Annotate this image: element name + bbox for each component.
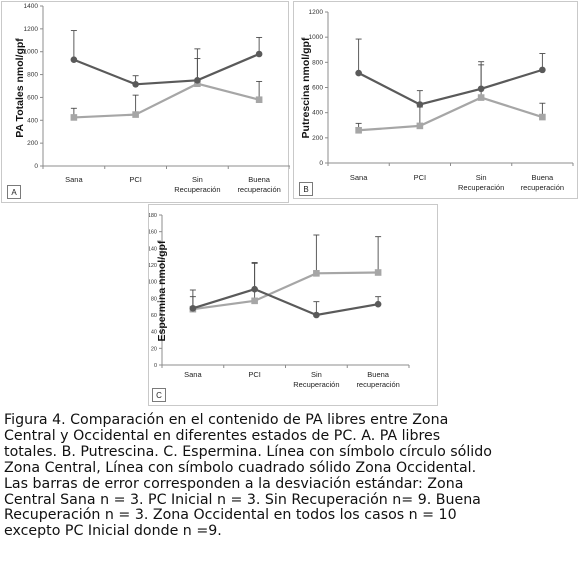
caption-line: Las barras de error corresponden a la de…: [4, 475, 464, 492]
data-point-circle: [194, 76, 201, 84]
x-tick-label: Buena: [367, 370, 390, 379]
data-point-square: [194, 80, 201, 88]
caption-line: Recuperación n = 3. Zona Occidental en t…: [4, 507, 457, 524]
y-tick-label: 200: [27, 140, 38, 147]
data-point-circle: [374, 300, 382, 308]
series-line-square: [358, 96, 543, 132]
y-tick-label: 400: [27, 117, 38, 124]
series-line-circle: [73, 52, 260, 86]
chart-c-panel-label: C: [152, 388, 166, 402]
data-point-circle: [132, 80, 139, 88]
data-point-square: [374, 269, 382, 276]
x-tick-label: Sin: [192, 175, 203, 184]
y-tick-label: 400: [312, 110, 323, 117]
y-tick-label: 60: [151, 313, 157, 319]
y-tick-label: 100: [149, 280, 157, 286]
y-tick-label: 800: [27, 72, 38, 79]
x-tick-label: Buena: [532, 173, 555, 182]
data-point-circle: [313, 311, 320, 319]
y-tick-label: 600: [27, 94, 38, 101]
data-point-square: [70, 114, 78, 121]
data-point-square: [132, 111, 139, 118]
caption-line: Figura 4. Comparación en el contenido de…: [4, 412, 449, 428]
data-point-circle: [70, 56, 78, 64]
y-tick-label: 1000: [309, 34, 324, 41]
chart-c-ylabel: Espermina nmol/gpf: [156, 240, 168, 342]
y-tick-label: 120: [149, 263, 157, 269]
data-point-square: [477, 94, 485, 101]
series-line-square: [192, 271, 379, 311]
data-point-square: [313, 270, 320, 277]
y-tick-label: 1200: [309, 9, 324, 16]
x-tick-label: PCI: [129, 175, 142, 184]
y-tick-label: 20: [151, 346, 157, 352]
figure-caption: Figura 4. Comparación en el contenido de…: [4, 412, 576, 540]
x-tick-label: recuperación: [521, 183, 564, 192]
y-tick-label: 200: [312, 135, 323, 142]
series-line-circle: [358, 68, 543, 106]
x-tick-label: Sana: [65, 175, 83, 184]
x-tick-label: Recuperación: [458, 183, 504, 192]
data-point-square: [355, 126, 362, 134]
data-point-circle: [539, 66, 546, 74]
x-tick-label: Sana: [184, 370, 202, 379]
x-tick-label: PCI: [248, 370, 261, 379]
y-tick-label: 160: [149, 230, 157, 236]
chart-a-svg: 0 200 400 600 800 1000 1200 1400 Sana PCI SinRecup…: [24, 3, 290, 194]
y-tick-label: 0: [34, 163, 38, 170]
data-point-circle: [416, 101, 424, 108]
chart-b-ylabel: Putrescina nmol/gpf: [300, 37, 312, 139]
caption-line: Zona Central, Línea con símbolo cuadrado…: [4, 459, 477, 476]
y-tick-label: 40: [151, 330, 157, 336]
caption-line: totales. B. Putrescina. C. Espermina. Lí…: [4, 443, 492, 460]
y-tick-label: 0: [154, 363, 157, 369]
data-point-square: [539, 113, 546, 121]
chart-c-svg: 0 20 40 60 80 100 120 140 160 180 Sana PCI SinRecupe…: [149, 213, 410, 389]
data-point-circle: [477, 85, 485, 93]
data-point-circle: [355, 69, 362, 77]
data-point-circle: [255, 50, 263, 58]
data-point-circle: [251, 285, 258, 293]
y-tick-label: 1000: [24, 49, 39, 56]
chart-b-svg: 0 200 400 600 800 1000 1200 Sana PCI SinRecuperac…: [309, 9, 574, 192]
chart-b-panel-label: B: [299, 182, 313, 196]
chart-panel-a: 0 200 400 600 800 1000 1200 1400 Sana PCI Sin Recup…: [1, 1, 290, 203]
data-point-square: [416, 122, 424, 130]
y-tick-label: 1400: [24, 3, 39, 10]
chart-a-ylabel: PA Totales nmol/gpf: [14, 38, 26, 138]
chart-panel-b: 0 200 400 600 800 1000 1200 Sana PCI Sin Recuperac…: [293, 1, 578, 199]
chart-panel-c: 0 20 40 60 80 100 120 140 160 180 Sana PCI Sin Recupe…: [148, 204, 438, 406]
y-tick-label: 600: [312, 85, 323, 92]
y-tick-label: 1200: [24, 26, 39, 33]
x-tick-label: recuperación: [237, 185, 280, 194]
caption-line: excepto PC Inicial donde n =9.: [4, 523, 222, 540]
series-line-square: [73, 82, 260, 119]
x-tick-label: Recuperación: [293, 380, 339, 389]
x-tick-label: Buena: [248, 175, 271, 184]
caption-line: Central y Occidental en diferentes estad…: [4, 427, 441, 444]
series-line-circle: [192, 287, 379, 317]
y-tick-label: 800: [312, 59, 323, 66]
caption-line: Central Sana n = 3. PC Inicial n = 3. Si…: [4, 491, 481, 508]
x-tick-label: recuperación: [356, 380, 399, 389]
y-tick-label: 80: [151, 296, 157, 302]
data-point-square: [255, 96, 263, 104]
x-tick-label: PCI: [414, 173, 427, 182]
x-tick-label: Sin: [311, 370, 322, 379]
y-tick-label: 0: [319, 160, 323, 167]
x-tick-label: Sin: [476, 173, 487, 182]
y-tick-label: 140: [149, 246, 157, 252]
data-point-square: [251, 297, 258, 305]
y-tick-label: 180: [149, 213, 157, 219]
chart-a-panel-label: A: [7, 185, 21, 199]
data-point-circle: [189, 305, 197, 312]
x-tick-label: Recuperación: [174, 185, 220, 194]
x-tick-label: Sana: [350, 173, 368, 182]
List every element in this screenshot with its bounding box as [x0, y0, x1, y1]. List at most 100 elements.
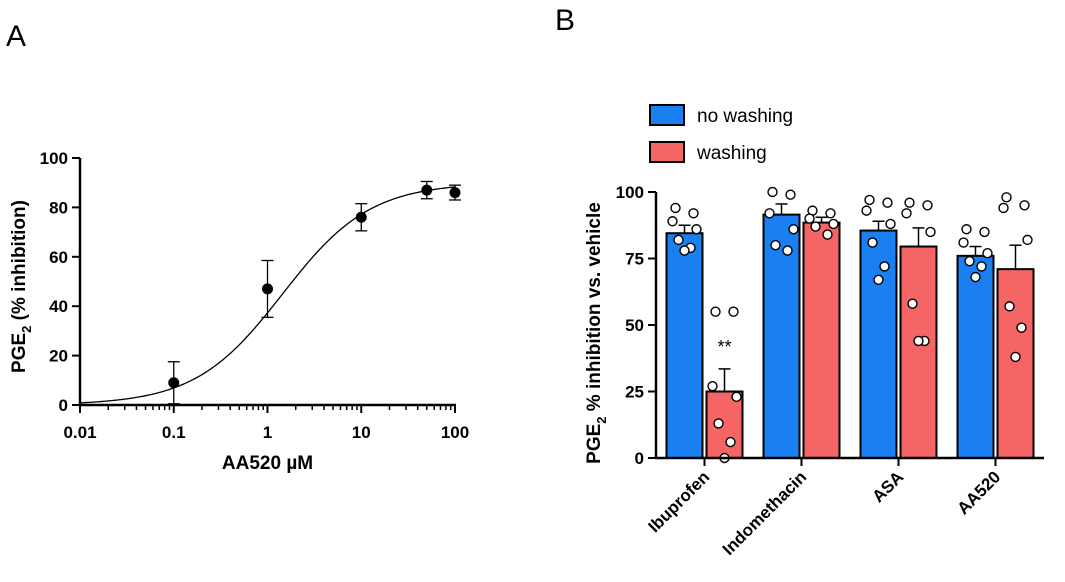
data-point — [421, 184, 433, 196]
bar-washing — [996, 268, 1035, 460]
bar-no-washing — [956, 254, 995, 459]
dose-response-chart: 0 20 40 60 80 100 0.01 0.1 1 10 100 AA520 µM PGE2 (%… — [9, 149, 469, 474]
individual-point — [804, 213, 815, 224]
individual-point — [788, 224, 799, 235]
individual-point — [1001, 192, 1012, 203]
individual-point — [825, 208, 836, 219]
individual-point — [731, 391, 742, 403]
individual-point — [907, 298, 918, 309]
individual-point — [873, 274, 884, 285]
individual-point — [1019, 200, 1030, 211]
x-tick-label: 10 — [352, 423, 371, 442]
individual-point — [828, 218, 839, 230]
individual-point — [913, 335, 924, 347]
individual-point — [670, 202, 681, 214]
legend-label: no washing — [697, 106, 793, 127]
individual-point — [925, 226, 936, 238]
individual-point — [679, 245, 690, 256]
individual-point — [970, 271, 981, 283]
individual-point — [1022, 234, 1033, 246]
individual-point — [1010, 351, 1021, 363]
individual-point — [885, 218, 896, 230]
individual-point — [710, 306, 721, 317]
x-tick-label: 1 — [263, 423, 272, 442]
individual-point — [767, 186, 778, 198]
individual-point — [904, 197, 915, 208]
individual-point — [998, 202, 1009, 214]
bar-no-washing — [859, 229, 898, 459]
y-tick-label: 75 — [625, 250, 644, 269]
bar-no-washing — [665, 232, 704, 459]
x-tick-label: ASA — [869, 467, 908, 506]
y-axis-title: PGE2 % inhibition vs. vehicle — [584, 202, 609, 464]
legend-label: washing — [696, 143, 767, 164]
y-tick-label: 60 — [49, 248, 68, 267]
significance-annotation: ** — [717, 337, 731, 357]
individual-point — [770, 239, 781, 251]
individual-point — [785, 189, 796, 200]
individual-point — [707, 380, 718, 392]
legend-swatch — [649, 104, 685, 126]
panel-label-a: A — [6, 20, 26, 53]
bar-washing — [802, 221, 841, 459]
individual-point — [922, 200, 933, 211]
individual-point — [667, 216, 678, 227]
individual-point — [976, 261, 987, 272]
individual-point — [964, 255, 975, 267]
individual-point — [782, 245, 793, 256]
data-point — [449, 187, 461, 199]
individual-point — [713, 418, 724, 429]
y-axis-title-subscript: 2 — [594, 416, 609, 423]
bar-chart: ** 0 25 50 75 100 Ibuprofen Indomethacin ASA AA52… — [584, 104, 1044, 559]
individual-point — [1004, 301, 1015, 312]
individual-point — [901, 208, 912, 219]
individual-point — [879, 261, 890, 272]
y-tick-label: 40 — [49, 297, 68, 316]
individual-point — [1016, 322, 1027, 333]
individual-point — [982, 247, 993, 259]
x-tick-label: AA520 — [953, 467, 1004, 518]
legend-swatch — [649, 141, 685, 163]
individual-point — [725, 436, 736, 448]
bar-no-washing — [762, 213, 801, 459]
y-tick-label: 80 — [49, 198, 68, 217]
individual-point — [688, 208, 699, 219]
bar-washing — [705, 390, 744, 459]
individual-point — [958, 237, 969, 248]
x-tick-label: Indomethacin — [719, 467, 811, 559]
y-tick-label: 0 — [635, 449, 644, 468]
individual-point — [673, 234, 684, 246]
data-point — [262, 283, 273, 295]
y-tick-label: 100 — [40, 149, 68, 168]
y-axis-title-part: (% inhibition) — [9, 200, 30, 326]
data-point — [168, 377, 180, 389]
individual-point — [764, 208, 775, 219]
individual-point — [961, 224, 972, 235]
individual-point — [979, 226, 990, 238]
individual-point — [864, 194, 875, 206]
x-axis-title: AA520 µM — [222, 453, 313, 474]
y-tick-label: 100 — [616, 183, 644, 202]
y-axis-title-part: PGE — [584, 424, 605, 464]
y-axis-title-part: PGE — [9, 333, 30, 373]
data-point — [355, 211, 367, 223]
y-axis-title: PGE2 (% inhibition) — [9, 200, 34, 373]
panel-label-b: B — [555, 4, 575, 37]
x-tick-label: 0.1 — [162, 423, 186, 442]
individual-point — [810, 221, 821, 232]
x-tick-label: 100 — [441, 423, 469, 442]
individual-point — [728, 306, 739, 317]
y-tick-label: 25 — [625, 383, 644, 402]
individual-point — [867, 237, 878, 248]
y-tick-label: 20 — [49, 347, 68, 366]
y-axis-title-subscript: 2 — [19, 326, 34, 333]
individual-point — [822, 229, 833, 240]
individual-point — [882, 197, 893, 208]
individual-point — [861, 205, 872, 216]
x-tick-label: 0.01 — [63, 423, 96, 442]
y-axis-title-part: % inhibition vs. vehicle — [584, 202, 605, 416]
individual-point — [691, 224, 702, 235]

══════

• [YOUR GOAL]
Convert the entries from the line containing "data-point — [421, 184, 433, 196]" through the line containing "individual-point — [907, 298, 918, 309]" into a JSON list of strings, with one string per line and blank lines dropped.

• [SOLUTION TO THE PROBLEM]
[
  "data-point — [421, 184, 433, 196]",
  "bar-washing — [996, 268, 1035, 460]",
  "bar-no-washing — [956, 254, 995, 459]",
  "dose-response-chart: 0 20 40 60 80 100 0.01 0.1 1 10 100 AA520 µM PGE2 (%… — [9, 149, 469, 474]",
  "individual-point — [804, 213, 815, 224]",
  "individual-point — [788, 224, 799, 235]",
  "individual-point — [1001, 192, 1012, 203]",
  "individual-point — [825, 208, 836, 219]",
  "individual-point — [731, 391, 742, 403]",
  "individual-point — [907, 298, 918, 309]"
]